[START]

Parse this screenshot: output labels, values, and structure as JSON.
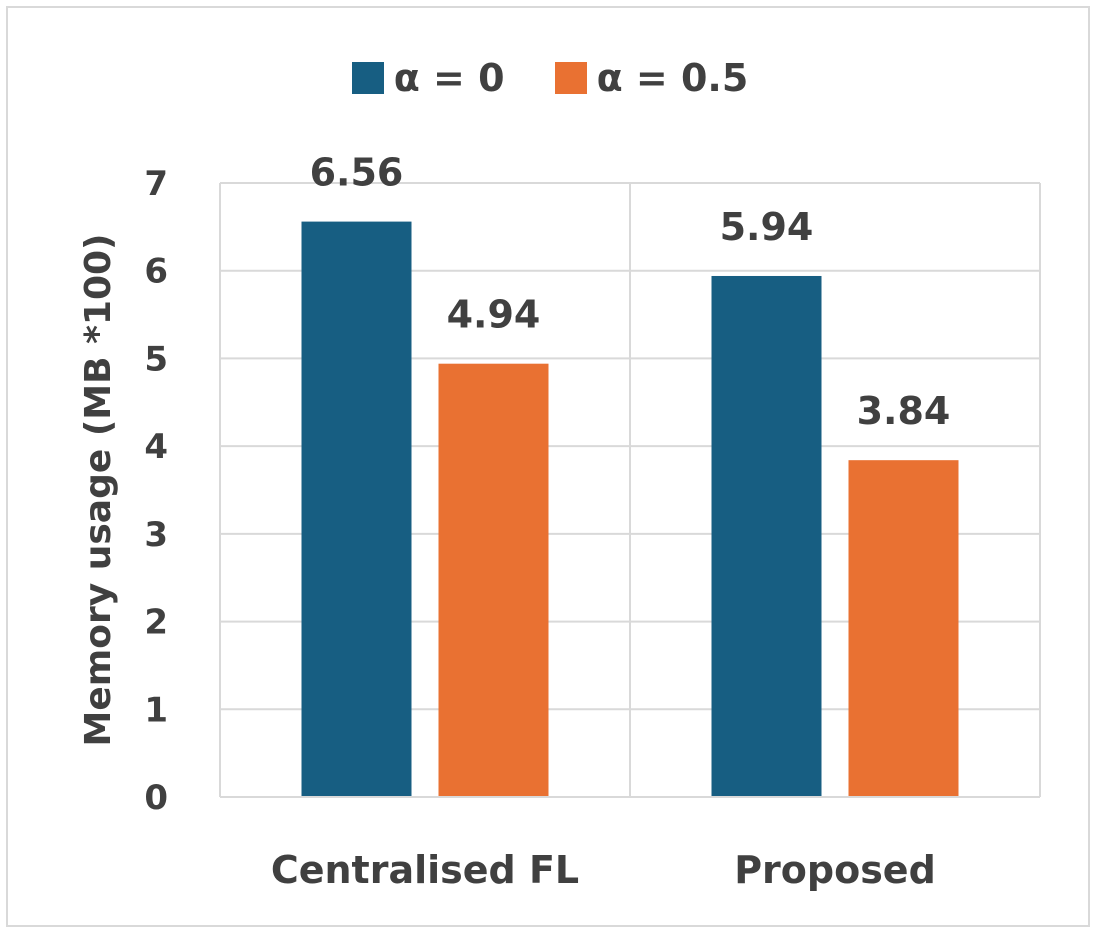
{
  "chart_data": {
    "type": "bar",
    "title": "",
    "xlabel": "",
    "ylabel": "Memory usage (MB *100)",
    "categories": [
      "Centralised FL",
      "Proposed"
    ],
    "series": [
      {
        "name": "α = 0",
        "color": "#175e82",
        "values": [
          6.56,
          5.94
        ],
        "labels": [
          "6.56",
          "5.94"
        ]
      },
      {
        "name": "α = 0.5",
        "color": "#e97132",
        "values": [
          4.94,
          3.84
        ],
        "labels": [
          "4.94",
          "3.84"
        ]
      }
    ],
    "ylim": [
      0,
      7
    ],
    "yticks": [
      "0",
      "1",
      "2",
      "3",
      "4",
      "5",
      "6",
      "7"
    ],
    "grid": true,
    "legend_position": "top-center"
  }
}
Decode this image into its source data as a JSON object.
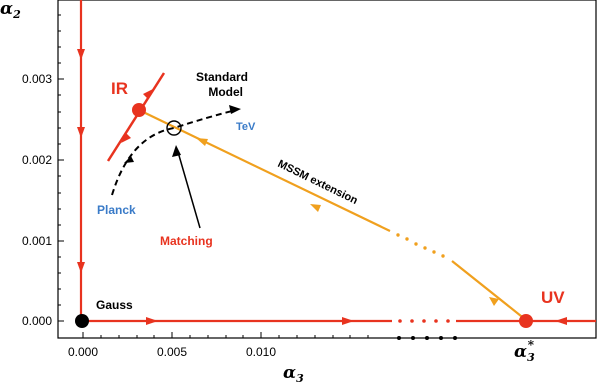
{
  "colors": {
    "red": "#e8331f",
    "orange": "#f0a01e",
    "blue": "#3a7bc8",
    "black": "#000000"
  },
  "axes": {
    "x_label": "α3",
    "y_label": "α2",
    "x_ticks": [
      "0.000",
      "0.005",
      "0.010"
    ],
    "y_ticks": [
      "0.000",
      "0.001",
      "0.002",
      "0.003"
    ],
    "x_star_label": "α3*"
  },
  "labels": {
    "ir": "IR",
    "uv": "UV",
    "gauss": "Gauss",
    "standard_model_line1": "Standard",
    "standard_model_line2": "Model",
    "tev": "TeV",
    "planck": "Planck",
    "matching": "Matching",
    "mssm": "MSSM extension"
  }
}
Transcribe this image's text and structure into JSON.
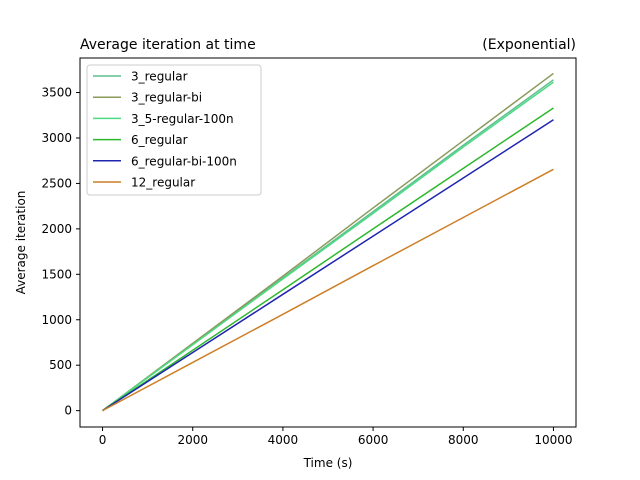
{
  "chart_data": {
    "type": "line",
    "title": "Average iteration at time",
    "subtitle": "(Exponential)",
    "xlabel": "Time (s)",
    "ylabel": "Average iteration",
    "xlim": [
      -500,
      10500
    ],
    "ylim": [
      -180,
      3880
    ],
    "xticks": [
      0,
      2000,
      4000,
      6000,
      8000,
      10000
    ],
    "yticks": [
      0,
      500,
      1000,
      1500,
      2000,
      2500,
      3000,
      3500
    ],
    "grid": false,
    "legend_position": "top-left",
    "series": [
      {
        "name": "3_regular",
        "color": "#5fbf8f",
        "x": [
          0,
          2000,
          4000,
          6000,
          8000,
          10000
        ],
        "y": [
          0,
          730,
          1460,
          2190,
          2920,
          3640
        ]
      },
      {
        "name": "3_regular-bi",
        "color": "#8a9a5b",
        "x": [
          0,
          2000,
          4000,
          6000,
          8000,
          10000
        ],
        "y": [
          0,
          740,
          1480,
          2230,
          2970,
          3710
        ]
      },
      {
        "name": "3_5-regular-100n",
        "color": "#4cdb84",
        "x": [
          0,
          2000,
          4000,
          6000,
          8000,
          10000
        ],
        "y": [
          0,
          725,
          1450,
          2170,
          2900,
          3615
        ]
      },
      {
        "name": "6_regular",
        "color": "#2eb82e",
        "x": [
          0,
          2000,
          4000,
          6000,
          8000,
          10000
        ],
        "y": [
          0,
          665,
          1330,
          2000,
          2665,
          3330
        ]
      },
      {
        "name": "6_regular-bi-100n",
        "color": "#1f25b0",
        "x": [
          0,
          2000,
          4000,
          6000,
          8000,
          10000
        ],
        "y": [
          0,
          640,
          1280,
          1920,
          2560,
          3200
        ]
      },
      {
        "name": "12_regular",
        "color": "#cd7f27",
        "x": [
          0,
          2000,
          4000,
          6000,
          8000,
          10000
        ],
        "y": [
          0,
          530,
          1060,
          1595,
          2125,
          2655
        ]
      }
    ]
  }
}
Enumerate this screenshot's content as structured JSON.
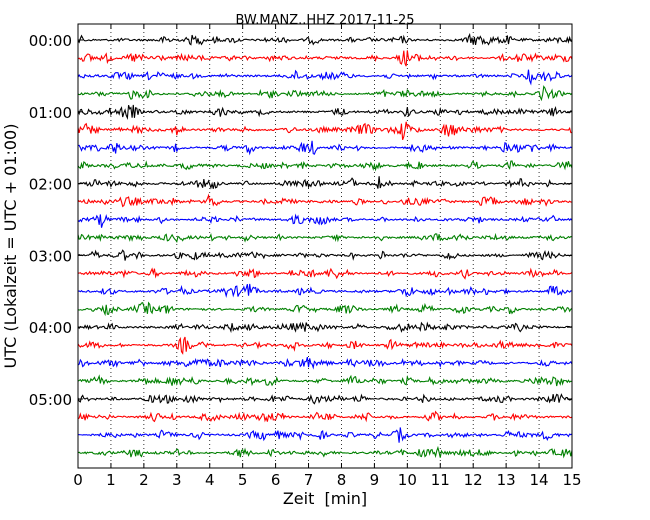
{
  "chart_data": {
    "type": "line",
    "title": "BW.MANZ..HHZ 2017-11-25",
    "xlabel": "Zeit  [min]",
    "ylabel": "UTC (Lokalzeit = UTC + 01:00)",
    "xlim": [
      0,
      15
    ],
    "x_ticks": [
      "0",
      "1",
      "2",
      "3",
      "4",
      "5",
      "6",
      "7",
      "8",
      "9",
      "10",
      "11",
      "12",
      "13",
      "14",
      "15"
    ],
    "y_tick_labels": [
      "00:00",
      "01:00",
      "02:00",
      "03:00",
      "04:00",
      "05:00"
    ],
    "trace_count": 24,
    "trace_interval_minutes": 15,
    "trace_colors": [
      "#000000",
      "#ff0000",
      "#0000ff",
      "#008000"
    ],
    "grid": "vertical dotted at every minute"
  }
}
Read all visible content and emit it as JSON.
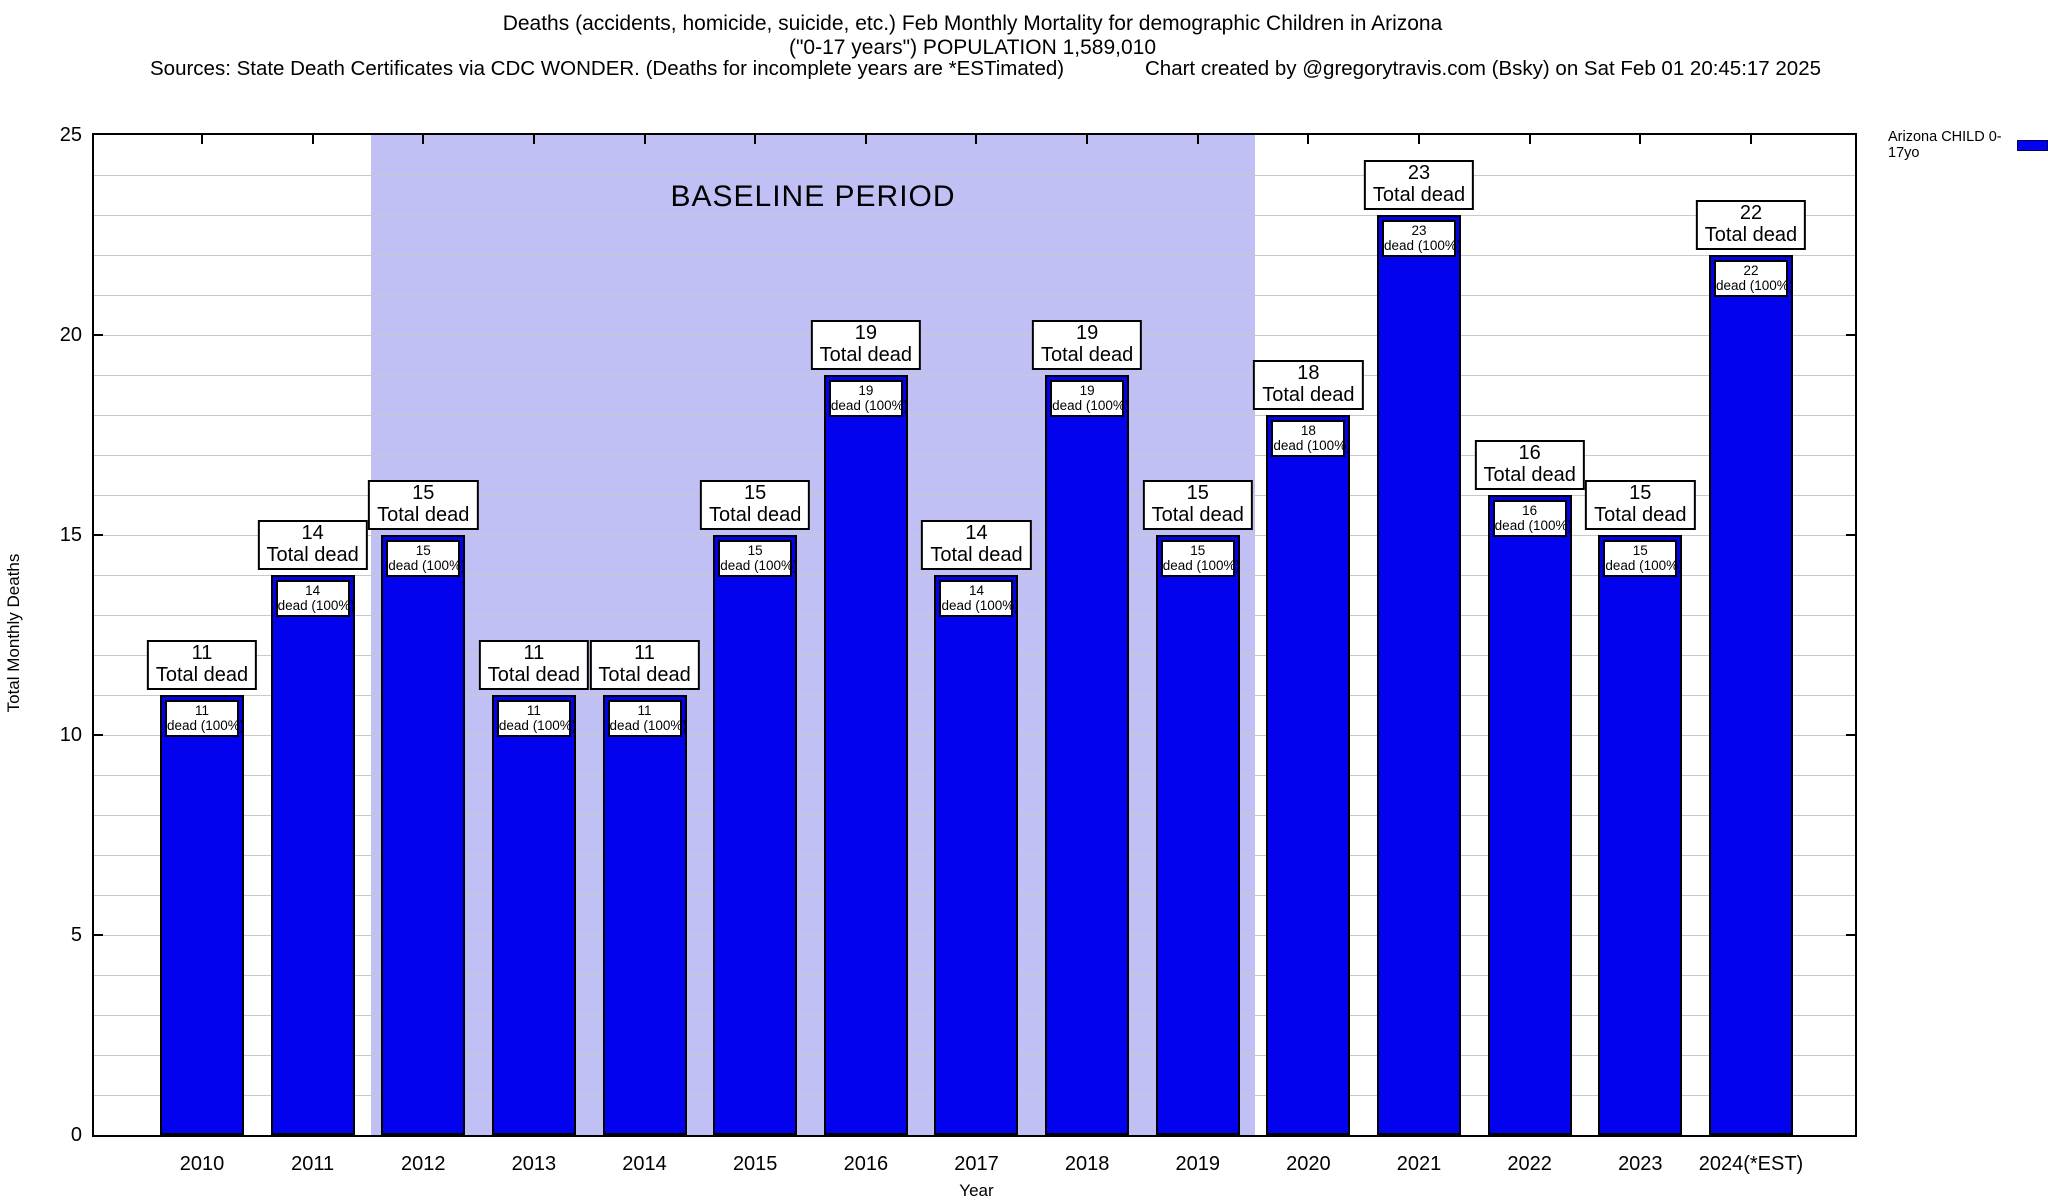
{
  "header": {
    "title_line1": "Deaths (accidents, homicide, suicide, etc.) Feb Monthly Mortality for demographic Children in Arizona",
    "title_line2": "(\"0-17 years\") POPULATION 1,589,010",
    "sources": "Sources: State Death Certificates via CDC WONDER. (Deaths for incomplete years are *ESTimated)",
    "credit": "Chart created by @gregorytravis.com (Bsky) on Sat Feb 01 20:45:17 2025"
  },
  "legend": {
    "label": "Arizona CHILD 0-17yo",
    "swatch_color": "#0202ee"
  },
  "chart_data": {
    "type": "bar",
    "title": "Deaths (accidents, homicide, suicide, etc.) Feb Monthly Mortality for demographic Children in Arizona (\"0-17 years\") POPULATION 1,589,010",
    "xlabel": "Year",
    "ylabel": "Total Monthly Deaths",
    "ylim": [
      0,
      25
    ],
    "yticks": [
      0,
      5,
      10,
      15,
      20,
      25
    ],
    "minor_grid_step": 1,
    "grid": true,
    "legend_position": "top-right",
    "categories": [
      "2010",
      "2011",
      "2012",
      "2013",
      "2014",
      "2015",
      "2016",
      "2017",
      "2018",
      "2019",
      "2020",
      "2021",
      "2022",
      "2023",
      "2024(*EST)"
    ],
    "series": [
      {
        "name": "Arizona CHILD 0-17yo",
        "values": [
          11,
          14,
          15,
          11,
          11,
          15,
          19,
          14,
          19,
          15,
          18,
          23,
          16,
          15,
          22
        ]
      }
    ],
    "bar_color": "#0202ee",
    "bar_outer_label_suffix": "Total dead",
    "bar_inner_label_suffix": "dead (100%)",
    "baseline_band": {
      "label": "BASELINE PERIOD",
      "from_category": "2012",
      "to_category": "2019",
      "fill": "#c0c0f4"
    }
  }
}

[END]

PROBLEM REQUIREMENTS: From the data above, show each line that contains "suicide".

SOLUTION TO THIS EXERCISE:
    "title_line1": "Deaths (accidents, homicide, suicide, etc.) Feb Monthly Mortality for demographic Children in Arizona",
    "title": "Deaths (accidents, homicide, suicide, etc.) Feb Monthly Mortality for demographic Children in Arizona (\"0-17 years\") POPULATION 1,589,010",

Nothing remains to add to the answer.